* _WRITTEN PROBLEM_:
Reproduce the part of the piece on bad video game writing that begins at the words "Neon White: I" and stops after "a total distraction.", keeping every word and mark unchanged.

* _GIVEN PASSAGE_:
The year’s worst video game writing

When I think of bad video game dialogue, I’m reminded of this tweet: the thinly veiled exposition, the personality quirks as a stand-in for actual characterization, the stilted and strangely paced delivery. Basically, this is the way no person speaks or has ever spoken.

And yet, in most video games, this is how every character comes across, like an alien figuring out how to sound like a human in real time. It’s so pervasive that you learn to live with it — or you press X to skip ahead.

But what gets me are the games where the bad writing is completely unnecessary. This year, I’m thinking of a couple of games specifically: two where I loved actually playing them, until the moments where they forced me to sit and listen to atrocious dialogue for no reason.

I’m going to pick on Neon White, which is still a very good game that I would recommend. It’s a first-person speedrunner with clever level design — a combination of readable elements and mechanics that make parkouring across the map intuitive and satisfying. I’m neither a twitchy perfectionist nor a completionist, but the game compelled me to shave milliseconds off of my time. (A sneaky leaderboard shows you scores from your friends, and I suddenly became very competitive with Jay.)

But everything comes to a halt as soon as you finish each series of stages. Suddenly, there is a bewildering amount of plot and a bizarre cast of characters screeching at you about… nothing. Here is some actual dialogue:

Neon White: I feel the strongest connection to you…

Neon Red: …

Neon White: [internal monologue] Dammit White! Why would you say something so lame to a girl?

This is just a snippet — the whole scene is two and a half minutes long, complete with lazy innuendo about a character’s “measurements.” For a game about speed and rigor, it’s strange that Neon White bogs itself down with a whole lot of between-level filler. The characters are cloying and horny; the plot is a total distraction.

* _DATA RECORDS_:
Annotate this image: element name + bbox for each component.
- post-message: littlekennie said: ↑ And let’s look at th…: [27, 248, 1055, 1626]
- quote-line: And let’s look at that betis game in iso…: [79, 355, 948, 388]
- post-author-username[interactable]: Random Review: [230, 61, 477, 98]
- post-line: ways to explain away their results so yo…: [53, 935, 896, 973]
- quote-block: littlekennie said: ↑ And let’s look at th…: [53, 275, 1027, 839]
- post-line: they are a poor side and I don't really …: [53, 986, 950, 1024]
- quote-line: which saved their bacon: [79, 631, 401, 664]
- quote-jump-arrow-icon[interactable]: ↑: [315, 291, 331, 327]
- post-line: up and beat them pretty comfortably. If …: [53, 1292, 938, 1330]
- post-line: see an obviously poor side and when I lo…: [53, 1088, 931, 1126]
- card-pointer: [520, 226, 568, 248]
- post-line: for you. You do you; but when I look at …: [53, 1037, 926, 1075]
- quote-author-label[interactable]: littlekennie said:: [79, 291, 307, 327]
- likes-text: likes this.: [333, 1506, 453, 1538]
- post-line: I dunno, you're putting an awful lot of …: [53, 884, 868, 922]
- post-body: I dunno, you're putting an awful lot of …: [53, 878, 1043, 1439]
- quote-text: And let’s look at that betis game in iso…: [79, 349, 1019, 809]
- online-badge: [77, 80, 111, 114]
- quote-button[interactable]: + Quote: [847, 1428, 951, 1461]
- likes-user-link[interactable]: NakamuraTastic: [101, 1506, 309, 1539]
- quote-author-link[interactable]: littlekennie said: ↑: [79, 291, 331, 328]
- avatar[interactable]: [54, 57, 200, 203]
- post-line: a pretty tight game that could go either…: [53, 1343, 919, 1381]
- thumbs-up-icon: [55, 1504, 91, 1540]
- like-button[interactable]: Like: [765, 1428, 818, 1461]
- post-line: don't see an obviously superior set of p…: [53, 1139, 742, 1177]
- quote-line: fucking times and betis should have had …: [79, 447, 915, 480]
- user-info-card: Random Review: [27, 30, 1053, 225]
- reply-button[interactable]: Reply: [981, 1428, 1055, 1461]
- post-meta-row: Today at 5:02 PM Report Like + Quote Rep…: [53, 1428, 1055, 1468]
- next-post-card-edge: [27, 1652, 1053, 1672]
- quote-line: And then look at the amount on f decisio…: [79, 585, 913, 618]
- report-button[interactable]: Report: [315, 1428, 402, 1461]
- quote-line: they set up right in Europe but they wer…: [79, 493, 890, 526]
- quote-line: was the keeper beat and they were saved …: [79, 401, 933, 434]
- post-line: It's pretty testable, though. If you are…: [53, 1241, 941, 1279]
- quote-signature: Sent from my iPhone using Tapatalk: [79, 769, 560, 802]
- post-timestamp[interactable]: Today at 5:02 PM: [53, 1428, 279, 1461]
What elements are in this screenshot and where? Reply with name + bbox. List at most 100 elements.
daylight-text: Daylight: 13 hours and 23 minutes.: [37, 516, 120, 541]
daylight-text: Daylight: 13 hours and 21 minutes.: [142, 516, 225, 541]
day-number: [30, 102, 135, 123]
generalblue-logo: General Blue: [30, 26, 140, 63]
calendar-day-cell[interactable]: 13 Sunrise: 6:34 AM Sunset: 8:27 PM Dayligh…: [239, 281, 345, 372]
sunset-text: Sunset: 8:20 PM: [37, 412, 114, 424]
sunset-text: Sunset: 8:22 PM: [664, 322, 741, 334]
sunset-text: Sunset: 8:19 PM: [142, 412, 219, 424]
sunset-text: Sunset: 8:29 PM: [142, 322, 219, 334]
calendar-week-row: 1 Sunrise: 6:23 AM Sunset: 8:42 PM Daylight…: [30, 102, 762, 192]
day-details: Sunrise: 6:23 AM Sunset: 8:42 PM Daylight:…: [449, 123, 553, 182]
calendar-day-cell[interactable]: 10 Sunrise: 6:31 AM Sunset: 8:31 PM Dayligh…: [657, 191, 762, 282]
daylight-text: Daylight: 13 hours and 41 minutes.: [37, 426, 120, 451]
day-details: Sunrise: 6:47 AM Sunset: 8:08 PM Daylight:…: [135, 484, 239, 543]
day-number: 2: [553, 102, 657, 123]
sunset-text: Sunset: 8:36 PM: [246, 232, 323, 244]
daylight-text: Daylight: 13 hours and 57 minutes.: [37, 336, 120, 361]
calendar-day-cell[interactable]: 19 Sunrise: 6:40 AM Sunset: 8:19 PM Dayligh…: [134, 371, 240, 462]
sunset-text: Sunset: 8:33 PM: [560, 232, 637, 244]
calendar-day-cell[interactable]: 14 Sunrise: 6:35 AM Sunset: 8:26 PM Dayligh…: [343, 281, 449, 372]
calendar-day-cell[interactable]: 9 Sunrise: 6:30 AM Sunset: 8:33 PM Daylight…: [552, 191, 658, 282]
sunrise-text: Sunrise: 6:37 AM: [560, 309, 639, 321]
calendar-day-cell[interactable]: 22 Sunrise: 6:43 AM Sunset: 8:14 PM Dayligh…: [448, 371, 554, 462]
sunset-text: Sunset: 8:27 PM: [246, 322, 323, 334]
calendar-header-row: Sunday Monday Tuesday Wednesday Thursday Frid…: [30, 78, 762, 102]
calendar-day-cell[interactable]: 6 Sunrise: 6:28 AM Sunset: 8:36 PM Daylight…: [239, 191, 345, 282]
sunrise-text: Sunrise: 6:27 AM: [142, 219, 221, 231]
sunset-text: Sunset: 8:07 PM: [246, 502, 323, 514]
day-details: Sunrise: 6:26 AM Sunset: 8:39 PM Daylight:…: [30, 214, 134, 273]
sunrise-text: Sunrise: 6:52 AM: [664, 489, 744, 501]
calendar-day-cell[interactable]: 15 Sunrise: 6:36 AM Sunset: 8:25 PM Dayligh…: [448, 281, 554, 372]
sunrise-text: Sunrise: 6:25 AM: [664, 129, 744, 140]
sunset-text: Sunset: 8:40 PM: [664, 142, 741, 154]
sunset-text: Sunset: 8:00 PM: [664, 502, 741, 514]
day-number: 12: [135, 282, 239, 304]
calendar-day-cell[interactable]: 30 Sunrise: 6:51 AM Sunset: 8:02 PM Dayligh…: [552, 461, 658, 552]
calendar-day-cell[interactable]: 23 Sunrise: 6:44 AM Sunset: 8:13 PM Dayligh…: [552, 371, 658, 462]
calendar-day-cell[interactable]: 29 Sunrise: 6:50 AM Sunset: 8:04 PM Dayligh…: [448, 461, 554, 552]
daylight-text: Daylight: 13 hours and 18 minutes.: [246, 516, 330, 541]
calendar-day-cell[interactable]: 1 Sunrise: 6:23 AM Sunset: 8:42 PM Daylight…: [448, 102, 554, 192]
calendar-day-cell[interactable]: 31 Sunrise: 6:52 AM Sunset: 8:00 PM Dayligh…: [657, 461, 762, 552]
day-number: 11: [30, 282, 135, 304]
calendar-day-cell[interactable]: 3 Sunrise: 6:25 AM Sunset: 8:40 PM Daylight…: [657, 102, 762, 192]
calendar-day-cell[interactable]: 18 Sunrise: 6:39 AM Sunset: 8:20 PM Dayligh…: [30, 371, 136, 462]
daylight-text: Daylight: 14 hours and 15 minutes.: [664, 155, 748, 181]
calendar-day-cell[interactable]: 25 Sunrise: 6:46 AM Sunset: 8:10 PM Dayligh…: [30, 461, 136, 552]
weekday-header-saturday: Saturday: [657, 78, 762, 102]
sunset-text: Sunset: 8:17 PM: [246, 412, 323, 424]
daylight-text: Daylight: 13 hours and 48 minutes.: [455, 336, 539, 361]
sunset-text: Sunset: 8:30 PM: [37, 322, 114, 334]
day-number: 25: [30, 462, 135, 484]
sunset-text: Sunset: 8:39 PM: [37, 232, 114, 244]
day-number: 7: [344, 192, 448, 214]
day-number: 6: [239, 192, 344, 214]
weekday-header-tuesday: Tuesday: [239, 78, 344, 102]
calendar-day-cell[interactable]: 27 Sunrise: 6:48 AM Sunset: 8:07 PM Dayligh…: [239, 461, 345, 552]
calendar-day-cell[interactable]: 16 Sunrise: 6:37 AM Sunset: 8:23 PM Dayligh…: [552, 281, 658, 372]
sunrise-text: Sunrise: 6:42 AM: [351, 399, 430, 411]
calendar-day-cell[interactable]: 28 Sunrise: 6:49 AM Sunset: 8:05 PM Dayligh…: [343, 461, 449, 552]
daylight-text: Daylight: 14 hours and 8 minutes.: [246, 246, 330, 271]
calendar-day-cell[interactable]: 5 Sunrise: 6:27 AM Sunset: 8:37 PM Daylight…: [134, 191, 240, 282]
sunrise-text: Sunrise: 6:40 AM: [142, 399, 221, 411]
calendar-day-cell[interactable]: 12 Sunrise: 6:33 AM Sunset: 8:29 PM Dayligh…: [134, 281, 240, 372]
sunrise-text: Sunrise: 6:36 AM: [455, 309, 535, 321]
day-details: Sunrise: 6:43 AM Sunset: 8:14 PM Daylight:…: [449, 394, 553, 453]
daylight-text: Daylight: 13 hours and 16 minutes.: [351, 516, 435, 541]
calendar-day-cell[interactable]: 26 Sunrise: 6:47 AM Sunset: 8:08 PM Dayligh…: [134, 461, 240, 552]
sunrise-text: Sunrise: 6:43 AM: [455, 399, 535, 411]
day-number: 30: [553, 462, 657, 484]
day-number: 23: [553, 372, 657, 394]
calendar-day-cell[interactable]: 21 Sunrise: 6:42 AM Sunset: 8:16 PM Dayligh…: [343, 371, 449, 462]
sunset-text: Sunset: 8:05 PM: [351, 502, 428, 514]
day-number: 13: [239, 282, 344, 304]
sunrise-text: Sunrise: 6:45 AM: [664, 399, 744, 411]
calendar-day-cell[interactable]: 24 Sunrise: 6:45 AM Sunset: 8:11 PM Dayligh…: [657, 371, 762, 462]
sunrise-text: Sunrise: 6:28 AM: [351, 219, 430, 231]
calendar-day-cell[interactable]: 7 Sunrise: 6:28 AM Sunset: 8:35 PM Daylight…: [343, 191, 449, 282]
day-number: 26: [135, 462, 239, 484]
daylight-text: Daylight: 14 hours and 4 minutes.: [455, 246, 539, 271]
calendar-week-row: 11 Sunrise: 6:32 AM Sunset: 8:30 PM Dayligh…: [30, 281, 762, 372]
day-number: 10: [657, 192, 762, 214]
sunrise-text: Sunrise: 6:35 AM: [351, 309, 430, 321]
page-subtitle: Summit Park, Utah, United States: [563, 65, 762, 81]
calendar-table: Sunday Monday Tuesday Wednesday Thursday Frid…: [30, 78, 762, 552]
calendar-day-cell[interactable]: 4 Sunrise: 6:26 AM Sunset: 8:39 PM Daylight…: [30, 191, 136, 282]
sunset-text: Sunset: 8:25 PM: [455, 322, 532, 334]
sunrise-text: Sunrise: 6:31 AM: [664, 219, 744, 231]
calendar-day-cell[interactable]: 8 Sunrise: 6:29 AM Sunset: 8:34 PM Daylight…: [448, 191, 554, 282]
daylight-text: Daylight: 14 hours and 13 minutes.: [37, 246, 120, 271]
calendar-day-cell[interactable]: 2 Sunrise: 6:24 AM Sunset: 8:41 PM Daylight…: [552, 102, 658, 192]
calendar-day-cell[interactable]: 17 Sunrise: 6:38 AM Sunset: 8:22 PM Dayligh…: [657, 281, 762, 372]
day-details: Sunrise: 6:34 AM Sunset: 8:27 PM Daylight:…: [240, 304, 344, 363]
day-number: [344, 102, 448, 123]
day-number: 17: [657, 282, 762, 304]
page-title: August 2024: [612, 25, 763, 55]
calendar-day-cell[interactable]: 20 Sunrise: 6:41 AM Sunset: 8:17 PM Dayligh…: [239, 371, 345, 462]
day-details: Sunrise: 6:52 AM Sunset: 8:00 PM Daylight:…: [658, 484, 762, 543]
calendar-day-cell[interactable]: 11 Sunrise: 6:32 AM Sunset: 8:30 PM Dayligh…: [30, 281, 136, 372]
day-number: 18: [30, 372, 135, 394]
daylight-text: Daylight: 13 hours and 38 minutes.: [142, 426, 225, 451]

* _COMPLETE ANSWER_:
Neon White: I feel the strongest connection to you…

Neon Red: …

Neon White: [internal monologue] Dammit White! Why would you say something so lame to a girl?

This is just a snippet — the whole scene is two and a half minutes long, complete with lazy innuendo about a character’s “measurements.” For a game about speed and rigor, it’s strange that Neon White bogs itself down with a whole lot of between-level filler. The characters are cloying and horny; the plot is a total distraction.